• _TASK INSTRUCTIONS_:
Give the material once more, word for word, without any images.
.....
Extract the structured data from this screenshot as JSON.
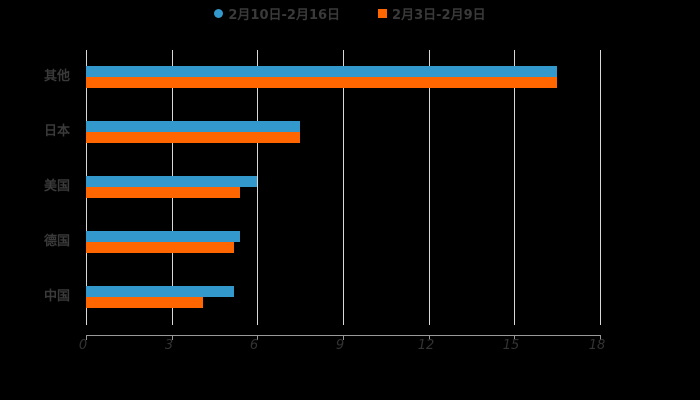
{
  "chart_data": {
    "type": "bar",
    "orientation": "horizontal",
    "title": "",
    "categories": [
      "其他",
      "日本",
      "美国",
      "德国",
      "中国"
    ],
    "series": [
      {
        "name": "2月10日-2月16日",
        "color": "#3399cc",
        "values": [
          16.5,
          7.5,
          6.0,
          5.4,
          5.2
        ]
      },
      {
        "name": "2月3日-2月9日",
        "color": "#ff6600",
        "values": [
          16.5,
          7.5,
          5.4,
          5.2,
          4.1
        ]
      }
    ],
    "xlabel": "",
    "ylabel": "",
    "xlim": [
      0,
      18
    ],
    "xticks": [
      "0",
      "3",
      "6",
      "9",
      "12",
      "15",
      "18"
    ],
    "grid": true,
    "legend_position": "top"
  },
  "legend": {
    "items": [
      {
        "label": "2月10日-2月16日",
        "color": "#3399cc",
        "shape": "circle"
      },
      {
        "label": "2月3日-2月9日",
        "color": "#ff6600",
        "shape": "square"
      }
    ]
  }
}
.....
• _OUTPUT_:
Extract the structured data from this screenshot as JSON.
{
  "chart_data": {
    "type": "bar",
    "orientation": "horizontal",
    "title": "",
    "categories": [
      "其他",
      "日本",
      "美国",
      "德国",
      "中国"
    ],
    "series": [
      {
        "name": "2月10日-2月16日",
        "color": "#3399cc",
        "values": [
          16.5,
          7.5,
          6.0,
          5.4,
          5.2
        ]
      },
      {
        "name": "2月3日-2月9日",
        "color": "#ff6600",
        "values": [
          16.5,
          7.5,
          5.4,
          5.2,
          4.1
        ]
      }
    ],
    "xlabel": "",
    "ylabel": "",
    "xlim": [
      0,
      18
    ],
    "xticks": [
      "0",
      "3",
      "6",
      "9",
      "12",
      "15",
      "18"
    ],
    "grid": true,
    "legend_position": "top"
  },
  "legend": {
    "items": [
      {
        "label": "2月10日-2月16日",
        "color": "#3399cc",
        "shape": "circle"
      },
      {
        "label": "2月3日-2月9日",
        "color": "#ff6600",
        "shape": "square"
      }
    ]
  }
}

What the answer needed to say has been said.